§ **Exercise description**: Transcribe each line of the records below exactly, excluding any embedded images.

§ **Data section**:
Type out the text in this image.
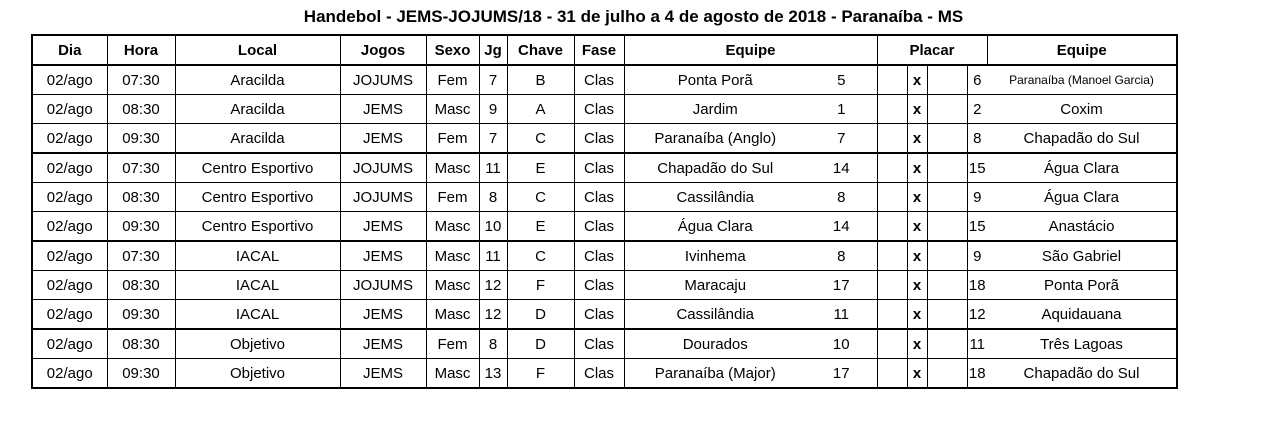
Handebol - JEMS-JOJUMS/18 - 31 de julho a 4 de agosto de 2018 - Paranaíba - MS
Dia	Hora	Local	Jogos	Sexo	Jg	Chave	Fase	Equipe		Placar				Equipe
02/ago	07:30	Aracilda	JOJUMS	Fem	7	B	Clas	Ponta Porã	5		x		6	Paranaíba (Manoel Garcia)
02/ago	08:30	Aracilda	JEMS	Masc	9	A	Clas	Jardim	1		x		2	Coxim
02/ago	09:30	Aracilda	JEMS	Fem	7	C	Clas	Paranaíba (Anglo)	7		x		8	Chapadão do Sul
02/ago	07:30	Centro Esportivo	JOJUMS	Masc	11	E	Clas	Chapadão do Sul	14		x		15	Água Clara
02/ago	08:30	Centro Esportivo	JOJUMS	Fem	8	C	Clas	Cassilândia	8		x		9	Água Clara
02/ago	09:30	Centro Esportivo	JEMS	Masc	10	E	Clas	Água Clara	14		x		15	Anastácio
02/ago	07:30	IACAL	JEMS	Masc	11	C	Clas	Ivinhema	8		x		9	São Gabriel
02/ago	08:30	IACAL	JOJUMS	Masc	12	F	Clas	Maracaju	17		x		18	Ponta Porã
02/ago	09:30	IACAL	JEMS	Masc	12	D	Clas	Cassilândia	11		x		12	Aquidauana
02/ago	08:30	Objetivo	JEMS	Fem	8	D	Clas	Dourados	10		x		11	Três Lagoas
02/ago	09:30	Objetivo	JEMS	Masc	13	F	Clas	Paranaíba (Major)	17		x		18	Chapadão do Sul
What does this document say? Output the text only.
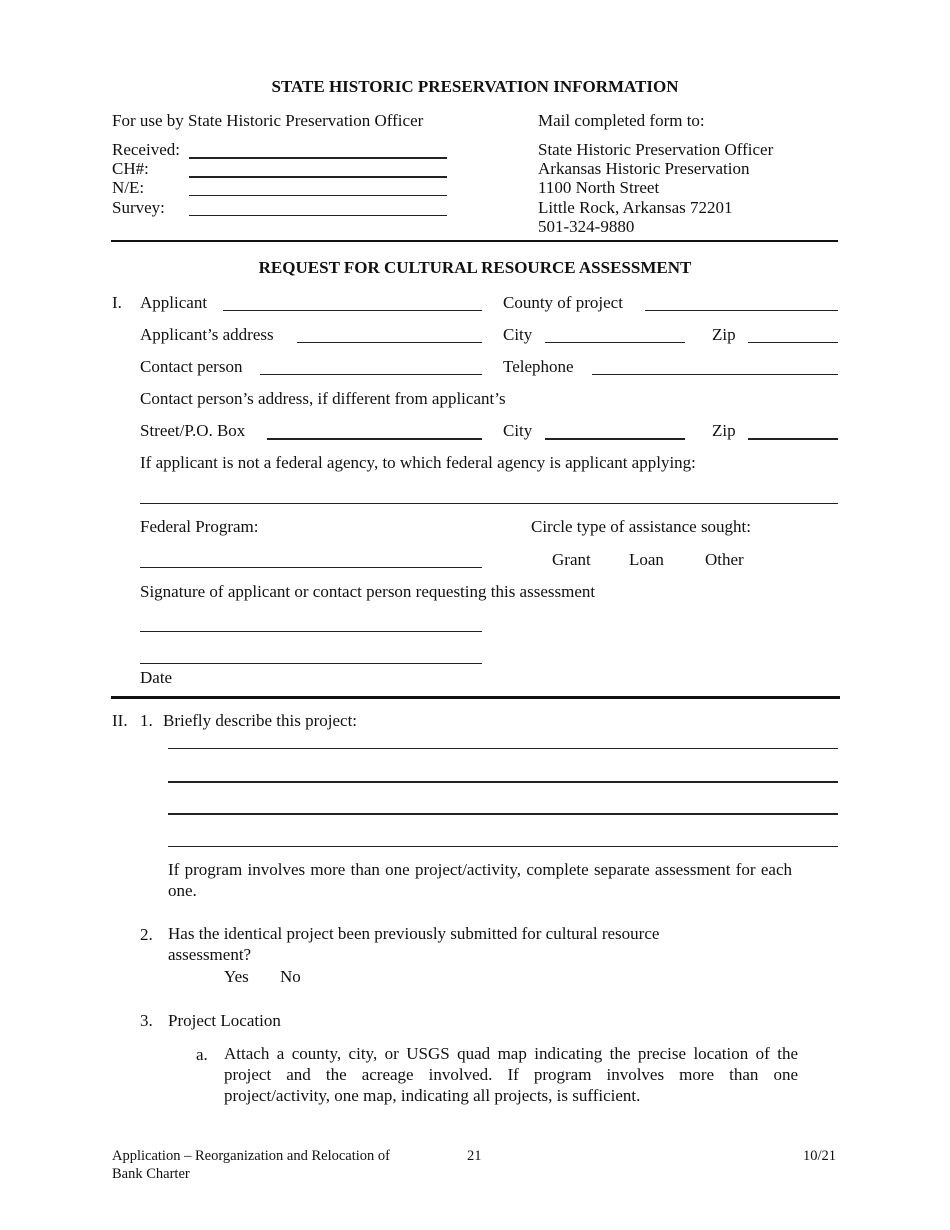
STATE HISTORIC PRESERVATION INFORMATION
For use by State Historic Preservation Officer
Received:
CH#:
N/E:
Survey:
Mail completed form to:
State Historic Preservation Officer
Arkansas Historic Preservation
1100 North Street
Little Rock, Arkansas 72201
501-324-9880
REQUEST FOR CULTURAL RESOURCE ASSESSMENT
I. Applicant	County of project
Applicant’s address	City	Zip
Contact person	Telephone
Contact person’s address, if different from applicant’s
Street/P.O. Box	City	Zip
If applicant is not a federal agency, to which federal agency is applicant applying:
Federal Program:	Circle type of assistance sought:
Grant Loan Other
Signature of applicant or contact person requesting this assessment
Date
II. 1. Briefly describe this project:
If program involves more than one project/activity, complete separate assessment for each one.
2. Has the identical project been previously submitted for cultural resource assessment?
Yes No
3. Project Location
a. Attach a county, city, or USGS quad map indicating the precise location of the project and the acreage involved. If program involves more than one project/activity, one map, indicating all projects, is sufficient.
Application – Reorganization and Relocation of Bank Charter
21	10/21
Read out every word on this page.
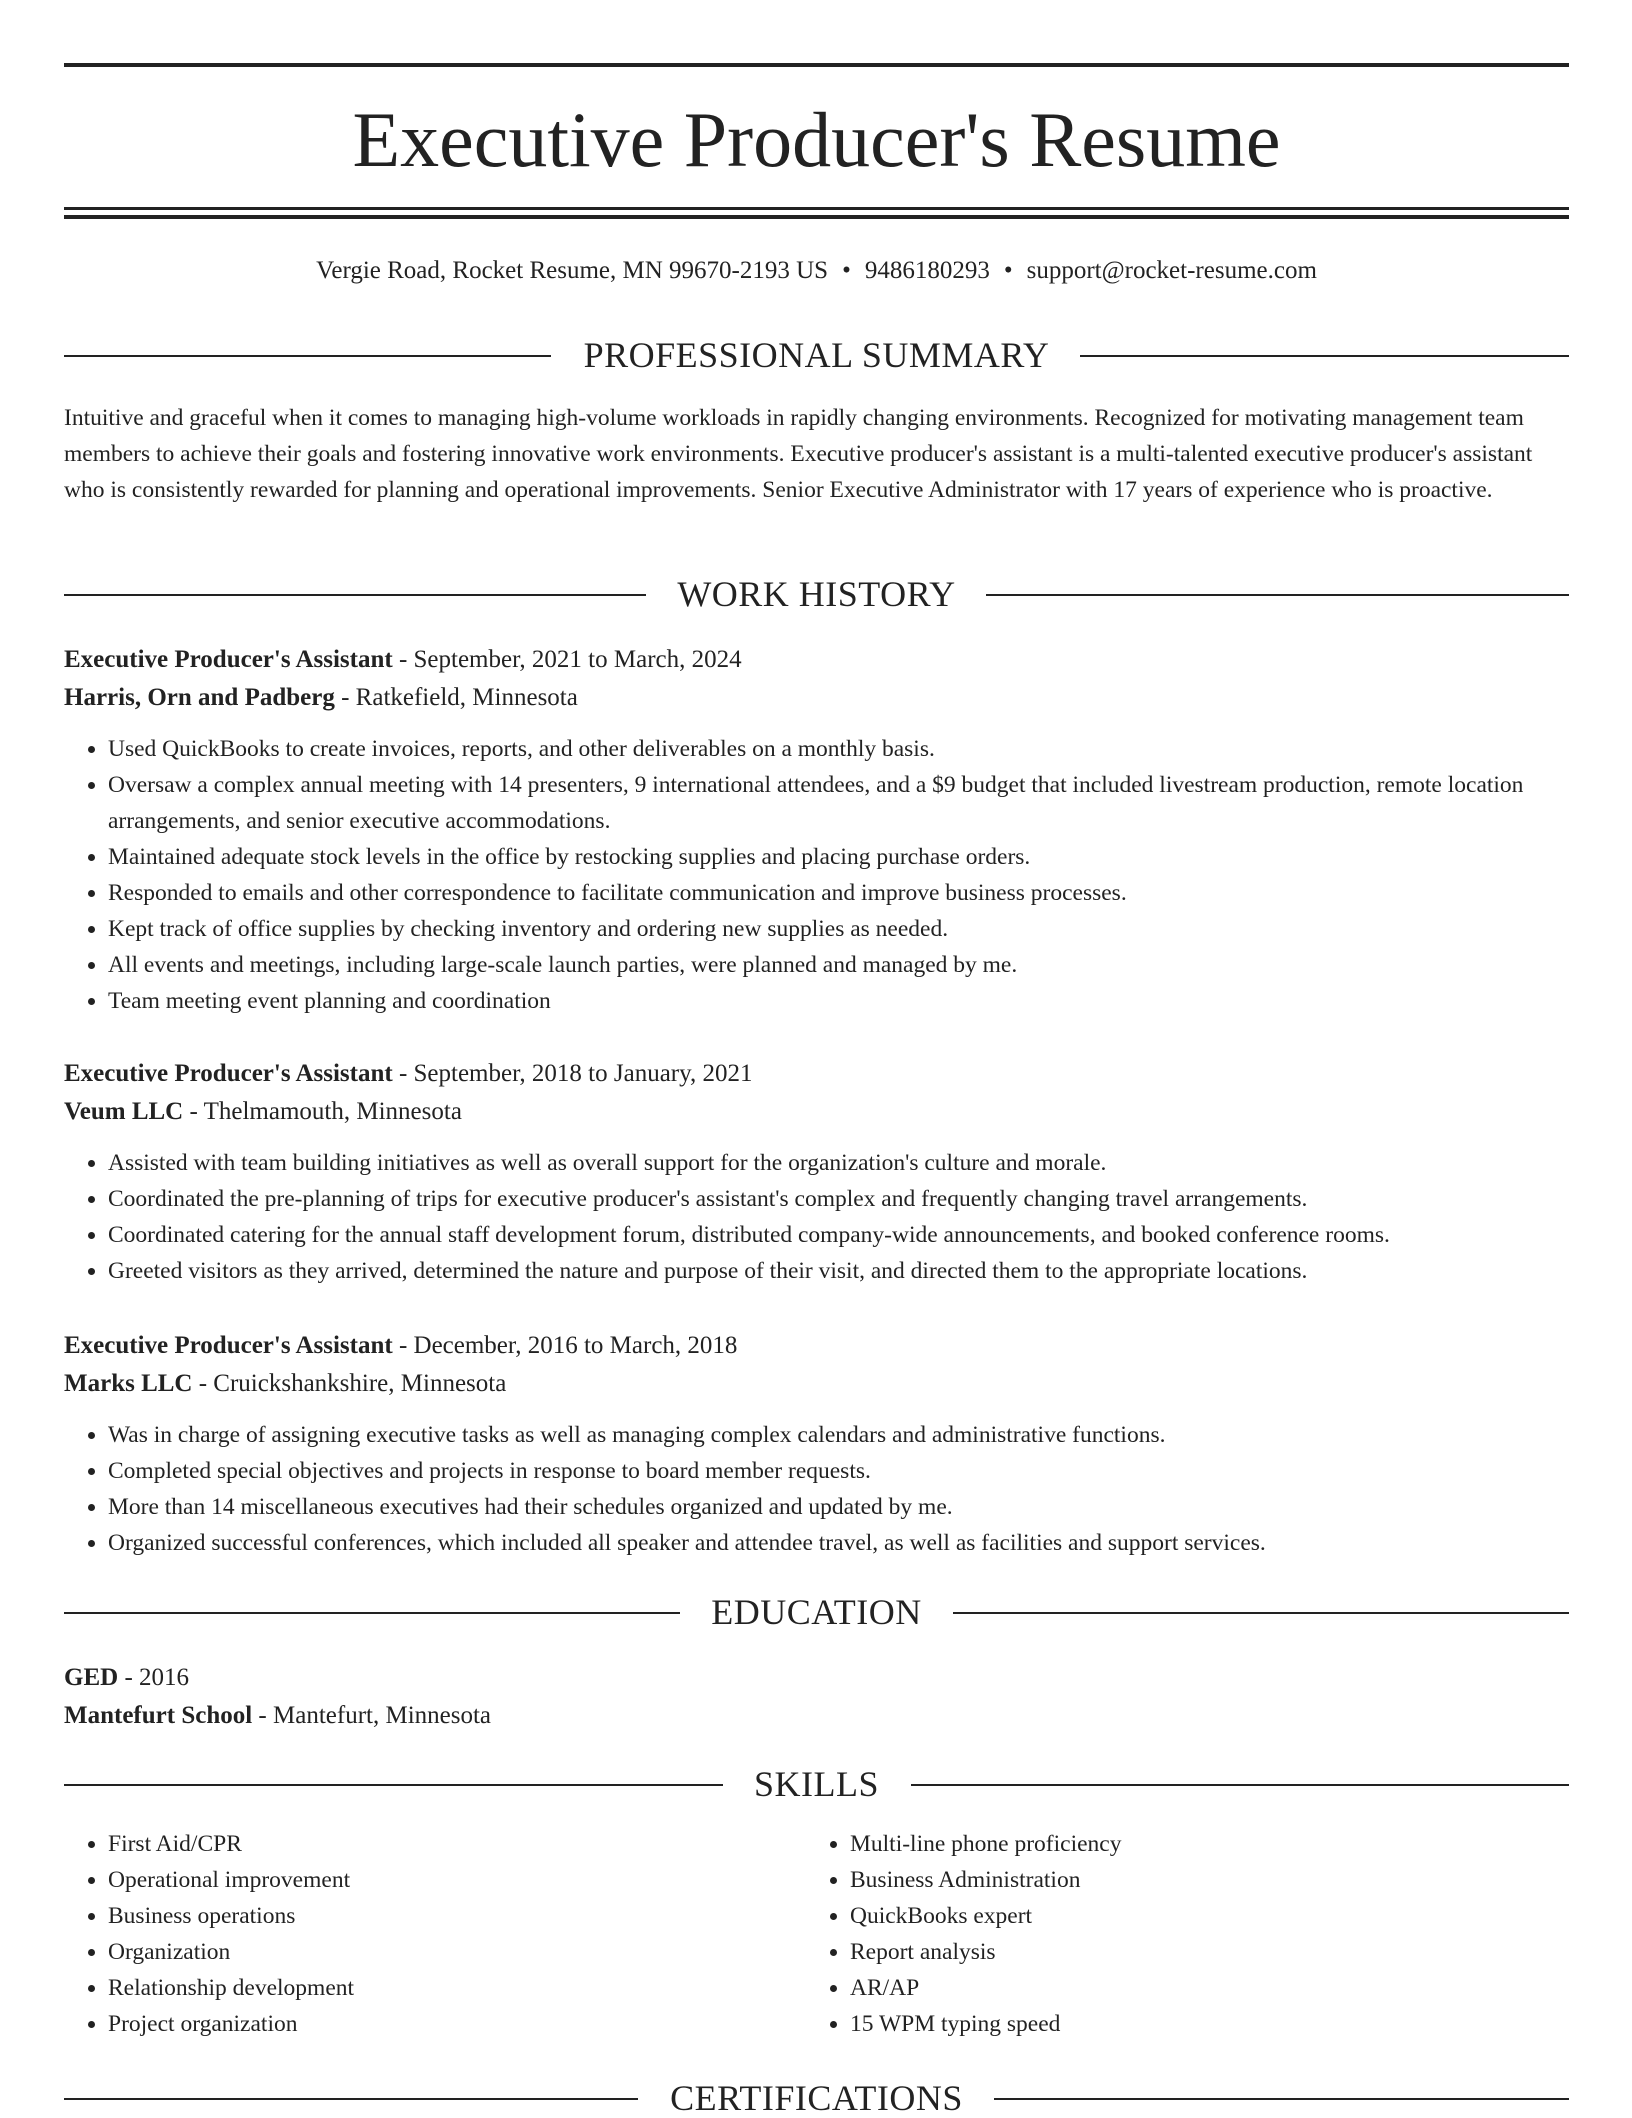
Executive Producer's Resume
Vergie Road, Rocket Resume, MN 99670-2193 US • 9486180293 • support@rocket-resume.com
PROFESSIONAL SUMMARY

Intuitive and graceful when it comes to managing high-volume workloads in rapidly changing environments. Recognized for motivating management team members to achieve their goals and fostering innovative work environments. Executive producer's assistant is a multi-talented executive producer's assistant who is consistently rewarded for planning and operational improvements. Senior Executive Administrator with 17 years of experience who is proactive.

WORK HISTORY
Executive Producer's Assistant - September, 2021 to March, 2024
Harris, Orn and Padberg - Ratkefield, Minnesota
• Used QuickBooks to create invoices, reports, and other deliverables on a monthly basis.
• Oversaw a complex annual meeting with 14 presenters, 9 international attendees, and a $9 budget that included livestream production, remote location arrangements, and senior executive accommodations.
• Maintained adequate stock levels in the office by restocking supplies and placing purchase orders.
• Responded to emails and other correspondence to facilitate communication and improve business processes.
• Kept track of office supplies by checking inventory and ordering new supplies as needed.
• All events and meetings, including large-scale launch parties, were planned and managed by me.
• Team meeting event planning and coordination
Executive Producer's Assistant - September, 2018 to January, 2021
Veum LLC - Thelmamouth, Minnesota
• Assisted with team building initiatives as well as overall support for the organization's culture and morale.
• Coordinated the pre-planning of trips for executive producer's assistant's complex and frequently changing travel arrangements.
• Coordinated catering for the annual staff development forum, distributed company-wide announcements, and booked conference rooms.
• Greeted visitors as they arrived, determined the nature and purpose of their visit, and directed them to the appropriate locations.
Executive Producer's Assistant - December, 2016 to March, 2018
Marks LLC - Cruickshankshire, Minnesota
• Was in charge of assigning executive tasks as well as managing complex calendars and administrative functions.
• Completed special objectives and projects in response to board member requests.
• More than 14 miscellaneous executives had their schedules organized and updated by me.
• Organized successful conferences, which included all speaker and attendee travel, as well as facilities and support services.
EDUCATION
GED - 2016
Mantefurt School - Mantefurt, Minnesota
SKILLS
• First Aid/CPR
• Operational improvement
• Business operations
• Organization
• Relationship development
• Project organization
• Multi-line phone proficiency
• Business Administration
• QuickBooks expert
• Report analysis
• AR/AP
• 15 WPM typing speed
CERTIFICATIONS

§ **Answer to the task**:
Type out the text in this image.
Handebol - JEMS-JOJUMS/18 - 31 de julho a 4 de agosto de 2018 - Paranaíba - MS
Dia	Hora	Local	Jogos	Sexo	Jg	Chave	Fase	Equipe		Placar				Equipe
02/ago	07:30	Aracilda	JOJUMS	Fem	7	B	Clas	Ponta Porã	5		x		6	Paranaíba (Manoel Garcia)
02/ago	08:30	Aracilda	JEMS	Masc	9	A	Clas	Jardim	1		x		2	Coxim
02/ago	09:30	Aracilda	JEMS	Fem	7	C	Clas	Paranaíba (Anglo)	7		x		8	Chapadão do Sul
02/ago	07:30	Centro Esportivo	JOJUMS	Masc	11	E	Clas	Chapadão do Sul	14		x		15	Água Clara
02/ago	08:30	Centro Esportivo	JOJUMS	Fem	8	C	Clas	Cassilândia	8		x		9	Água Clara
02/ago	09:30	Centro Esportivo	JEMS	Masc	10	E	Clas	Água Clara	14		x		15	Anastácio
02/ago	07:30	IACAL	JEMS	Masc	11	C	Clas	Ivinhema	8		x		9	São Gabriel
02/ago	08:30	IACAL	JOJUMS	Masc	12	F	Clas	Maracaju	17		x		18	Ponta Porã
02/ago	09:30	IACAL	JEMS	Masc	12	D	Clas	Cassilândia	11		x		12	Aquidauana
02/ago	08:30	Objetivo	JEMS	Fem	8	D	Clas	Dourados	10		x		11	Três Lagoas
02/ago	09:30	Objetivo	JEMS	Masc	13	F	Clas	Paranaíba (Major)	17		x		18	Chapadão do Sul
What does this document say? Output the text only.
STATE HISTORIC PRESERVATION INFORMATION
For use by State Historic Preservation Officer
Received:
CH#:
N/E:
Survey:
Mail completed form to:
State Historic Preservation Officer
Arkansas Historic Preservation
1100 North Street
Little Rock, Arkansas 72201
501-324-9880
REQUEST FOR CULTURAL RESOURCE ASSESSMENT
I. Applicant	County of project
Applicant’s address	City	Zip
Contact person	Telephone
Contact person’s address, if different from applicant’s
Street/P.O. Box	City	Zip
If applicant is not a federal agency, to which federal agency is applicant applying:
Federal Program:	Circle type of assistance sought:
Grant Loan Other
Signature of applicant or contact person requesting this assessment
Date
II. 1. Briefly describe this project:
If program involves more than one project/activity, complete separate assessment for each one.
2. Has the identical project been previously submitted for cultural resource assessment?
Yes No
3. Project Location
a. Attach a county, city, or USGS quad map indicating the precise location of the project and the acreage involved. If program involves more than one project/activity, one map, indicating all projects, is sufficient.
Application – Reorganization and Relocation of Bank Charter
21	10/21
Read out every word on this page.
Executive Producer's Resume
Vergie Road, Rocket Resume, MN 99670-2193 US • 9486180293 • support@rocket-resume.com
PROFESSIONAL SUMMARY

Intuitive and graceful when it comes to managing high-volume workloads in rapidly changing environments. Recognized for motivating management team members to achieve their goals and fostering innovative work environments. Executive producer's assistant is a multi-talented executive producer's assistant who is consistently rewarded for planning and operational improvements. Senior Executive Administrator with 17 years of experience who is proactive.

WORK HISTORY
Executive Producer's Assistant - September, 2021 to March, 2024
Harris, Orn and Padberg - Ratkefield, Minnesota
• Used QuickBooks to create invoices, reports, and other deliverables on a monthly basis.
• Oversaw a complex annual meeting with 14 presenters, 9 international attendees, and a $9 budget that included livestream production, remote location arrangements, and senior executive accommodations.
• Maintained adequate stock levels in the office by restocking supplies and placing purchase orders.
• Responded to emails and other correspondence to facilitate communication and improve business processes.
• Kept track of office supplies by checking inventory and ordering new supplies as needed.
• All events and meetings, including large-scale launch parties, were planned and managed by me.
• Team meeting event planning and coordination
Executive Producer's Assistant - September, 2018 to January, 2021
Veum LLC - Thelmamouth, Minnesota
• Assisted with team building initiatives as well as overall support for the organization's culture and morale.
• Coordinated the pre-planning of trips for executive producer's assistant's complex and frequently changing travel arrangements.
• Coordinated catering for the annual staff development forum, distributed company-wide announcements, and booked conference rooms.
• Greeted visitors as they arrived, determined the nature and purpose of their visit, and directed them to the appropriate locations.
Executive Producer's Assistant - December, 2016 to March, 2018
Marks LLC - Cruickshankshire, Minnesota
• Was in charge of assigning executive tasks as well as managing complex calendars and administrative functions.
• Completed special objectives and projects in response to board member requests.
• More than 14 miscellaneous executives had their schedules organized and updated by me.
• Organized successful conferences, which included all speaker and attendee travel, as well as facilities and support services.
EDUCATION
GED - 2016
Mantefurt School - Mantefurt, Minnesota
SKILLS
• First Aid/CPR
• Operational improvement
• Business operations
• Organization
• Relationship development
• Project organization
• Multi-line phone proficiency
• Business Administration
• QuickBooks expert
• Report analysis
• AR/AP
• 15 WPM typing speed
CERTIFICATIONS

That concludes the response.